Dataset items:
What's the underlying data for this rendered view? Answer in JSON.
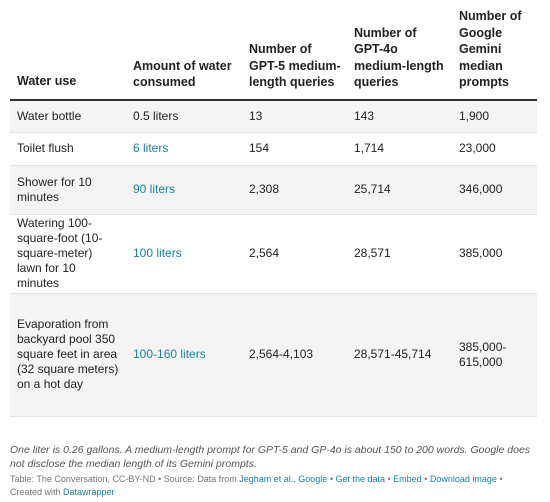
{
  "table": {
    "headers": [
      "Water use",
      "Amount of water consumed",
      "Number of GPT-5 medium-length queries",
      "Number of GPT-4o medium-length queries",
      "Number of Google Gemini median prompts"
    ],
    "rows": [
      {
        "use": "Water bottle",
        "amount": "0.5 liters",
        "gpt5": "13",
        "gpt4o": "143",
        "gemini": "1,900"
      },
      {
        "use": "Toilet flush",
        "amount": "6 liters",
        "gpt5": "154",
        "gpt4o": "1,714",
        "gemini": "23,000"
      },
      {
        "use": "Shower for 10 minutes",
        "amount": "90 liters",
        "gpt5": "2,308",
        "gpt4o": "25,714",
        "gemini": "346,000"
      },
      {
        "use": "Watering 100-square-foot (10-square-meter) lawn for 10 minutes",
        "amount": "100 liters",
        "gpt5": "2,564",
        "gpt4o": "28,571",
        "gemini": "385,000"
      },
      {
        "use": "Evaporation from backyard pool 350 square feet in area (32 square meters) on a hot day",
        "amount": "100-160 liters",
        "gpt5": "2,564-4,103",
        "gpt4o": "28,571-45,714",
        "gemini": "385,000-615,000"
      }
    ]
  },
  "note": "One liter is 0.26 gallons. A medium-length prompt for GPT-5 and GP-4o is about 150 to 200 words. Google does not disclose the median length of its Gemini prompts.",
  "footer": {
    "prefix": "Table: The Conversation, CC-BY-ND • Source: Data from ",
    "source_link": "Jegham et al., Google",
    "sep1": " • ",
    "get_data": "Get the data",
    "sep2": " • ",
    "embed": "Embed",
    "sep3": " • ",
    "download": "Download image",
    "sep4": " • ",
    "created_with": "Created with ",
    "datawrapper": "Datawrapper"
  },
  "colors": {
    "link": "#1d81a2",
    "shaded_row": "#f4f4f4",
    "header_rule": "#333333"
  }
}
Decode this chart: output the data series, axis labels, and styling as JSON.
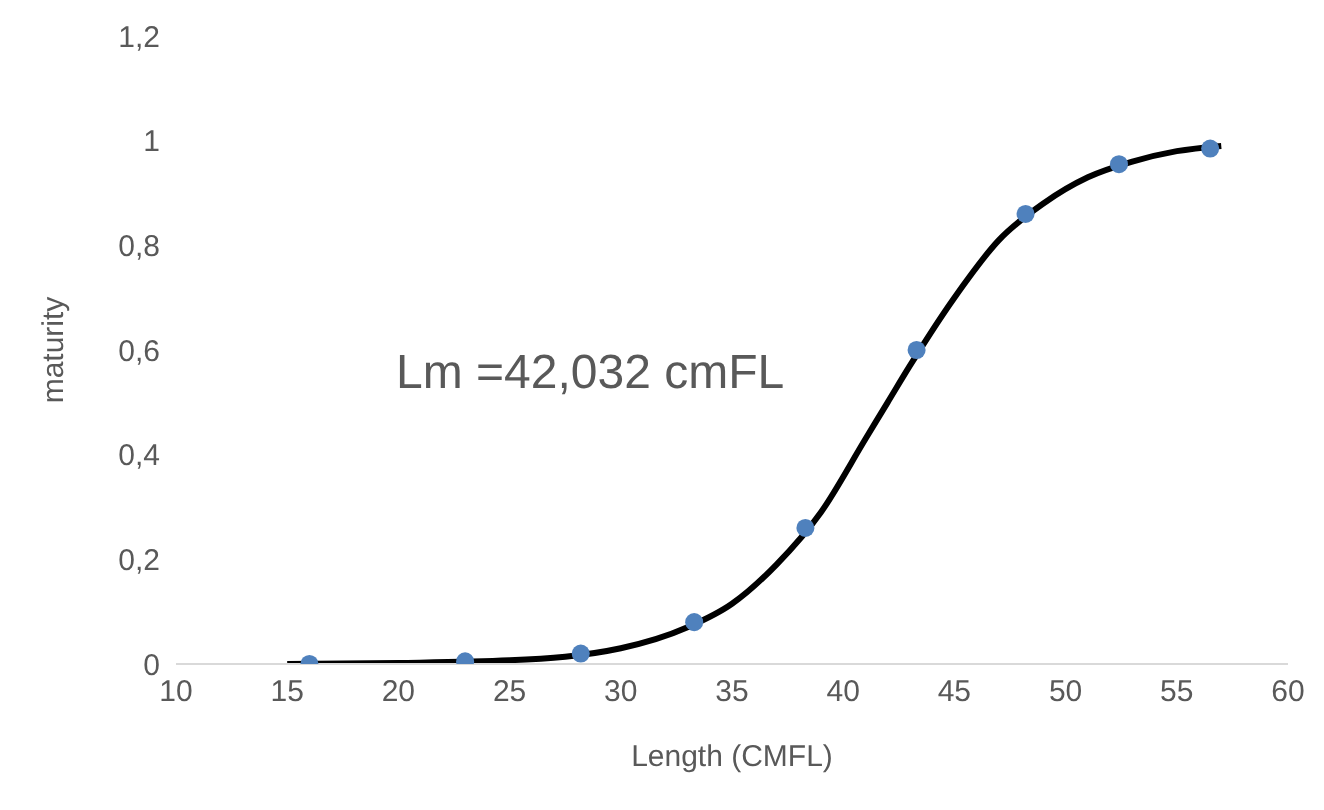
{
  "chart_data": {
    "type": "scatter",
    "xlabel": "Length (CMFL)",
    "ylabel": "maturity",
    "annotations": [
      "Lm =42,032 cmFL"
    ],
    "xlim": [
      10,
      60
    ],
    "xticks": [
      10,
      15,
      20,
      25,
      30,
      35,
      40,
      45,
      50,
      55,
      60
    ],
    "ylim": [
      0,
      1.2
    ],
    "yticks": [
      0,
      {
        "value": 0.2,
        "label": "0,2"
      },
      {
        "value": 0.4,
        "label": "0,4"
      },
      {
        "value": 0.6,
        "label": "0,6"
      },
      {
        "value": 0.8,
        "label": "0,8"
      },
      1,
      {
        "value": 1.2,
        "label": "1,2"
      }
    ],
    "marker": "circle",
    "series": [
      {
        "type": "line",
        "marker": "none",
        "color": "#000000",
        "line_style": "solid",
        "x": [
          15,
          20,
          25,
          30,
          33,
          35,
          37,
          39,
          41,
          42,
          43,
          45,
          47,
          49,
          51,
          53,
          55,
          57
        ],
        "values": [
          0,
          0.002,
          0.007,
          0.03,
          0.07,
          0.115,
          0.19,
          0.29,
          0.43,
          0.5,
          0.57,
          0.7,
          0.81,
          0.88,
          0.93,
          0.96,
          0.98,
          0.99
        ]
      },
      {
        "color": "#4f81bd",
        "x": [
          16,
          23,
          28.2,
          33.3,
          38.3,
          43.3,
          48.2,
          52.4,
          56.5
        ],
        "values": [
          0,
          0.005,
          0.02,
          0.08,
          0.26,
          0.6,
          0.86,
          0.955,
          0.985
        ]
      }
    ]
  }
}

> _Objective_
Pull out and copy each line containing the string "medium".

> _Complete output_
      "Number of GPT-5 medium-length queries",
      "Number of GPT-4o medium-length queries",
  "note": "One liter is 0.26 gallons. A medium-length prompt for GPT-5 and GP-4o is about 150 to 200 words. Google does not disclose the median length of its Gemini prompts.",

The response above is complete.